_DIRECTIONS_: Return all lines in the material below that contain "招聘广告数量".

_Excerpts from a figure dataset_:
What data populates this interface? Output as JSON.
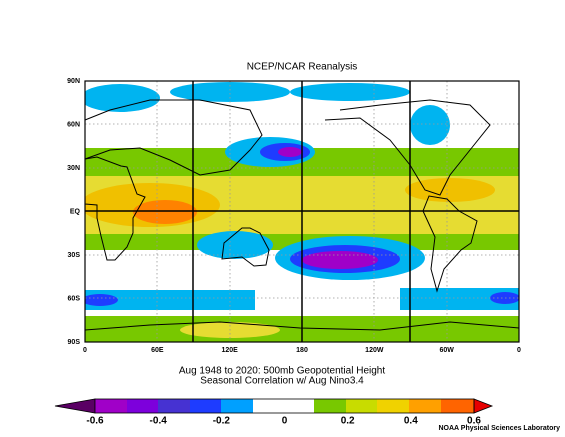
{
  "map": {
    "title": "NCEP/NCAR Reanalysis",
    "lat_labels": [
      "90N",
      "60N",
      "30N",
      "EQ",
      "30S",
      "60S",
      "90S"
    ],
    "lon_labels": [
      "0",
      "60E",
      "120E",
      "180",
      "120W",
      "60W",
      "0"
    ],
    "caption": [
      "Aug 1948 to 2020: 500mb Geopotential Height",
      "Seasonal Correlation w/ Aug Nino3.4"
    ],
    "colorbar_labels": [
      "-0.6",
      "-0.4",
      "-0.2",
      "0",
      "0.2",
      "0.4",
      "0.6"
    ],
    "footer": "NOAA Physical Sciences Laboratory"
  }
}
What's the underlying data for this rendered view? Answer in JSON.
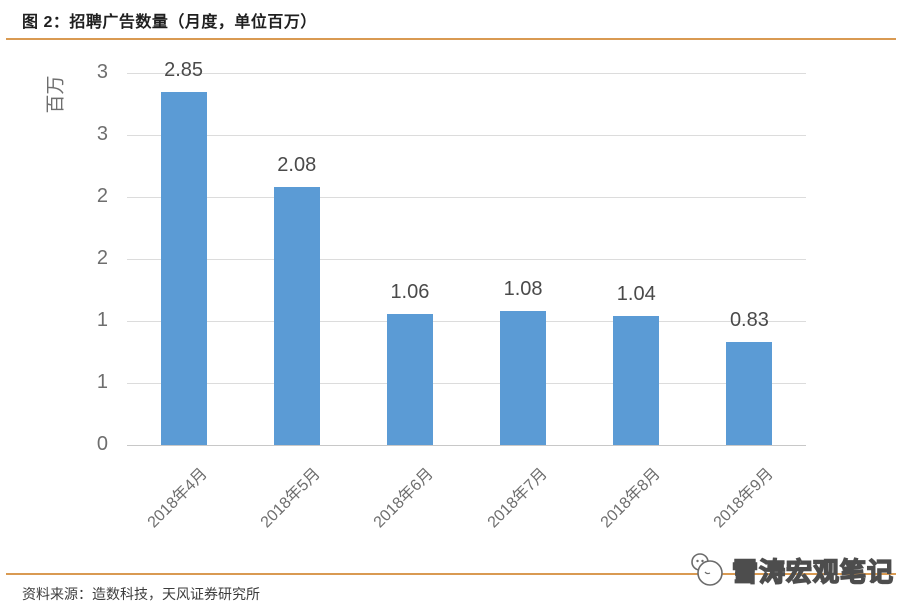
{
  "header": {
    "title": "图 2：招聘广告数量（月度，单位百万）"
  },
  "footer": {
    "source": "资料来源：造数科技，天风证券研究所",
    "watermark": "雪涛宏观笔记",
    "watermark_logo": "chat-bubbles-icon"
  },
  "colors": {
    "bar": "#5B9BD5",
    "accent_line": "#D99A52",
    "grid": "#DCDCDC",
    "tick_text": "#6e6e6e",
    "data_label_text": "#4a4a4a",
    "title_text": "#1f1f1f"
  },
  "chart_data": {
    "type": "bar",
    "title": "图 2：招聘广告数量（月度，单位百万）",
    "categories": [
      "2018年4月",
      "2018年5月",
      "2018年6月",
      "2018年7月",
      "2018年8月",
      "2018年9月"
    ],
    "values": [
      2.85,
      2.08,
      1.06,
      1.08,
      1.04,
      0.83
    ],
    "data_labels": [
      "2.85",
      "2.08",
      "1.06",
      "1.08",
      "1.04",
      "0.83"
    ],
    "ylabel": "百万",
    "xlabel": "",
    "ylim": [
      0,
      3
    ],
    "ytick_values": [
      0,
      0.5,
      1,
      1.5,
      2,
      2.5,
      3
    ],
    "ytick_labels": [
      "0",
      "1",
      "1",
      "2",
      "2",
      "3",
      "3"
    ],
    "grid": true,
    "legend": false,
    "bar_color": "#5B9BD5"
  }
}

_FULL RESPONSE_:
    "title": "图 2：招聘广告数量（月度，单位百万）"
    "title": "图 2：招聘广告数量（月度，单位百万）",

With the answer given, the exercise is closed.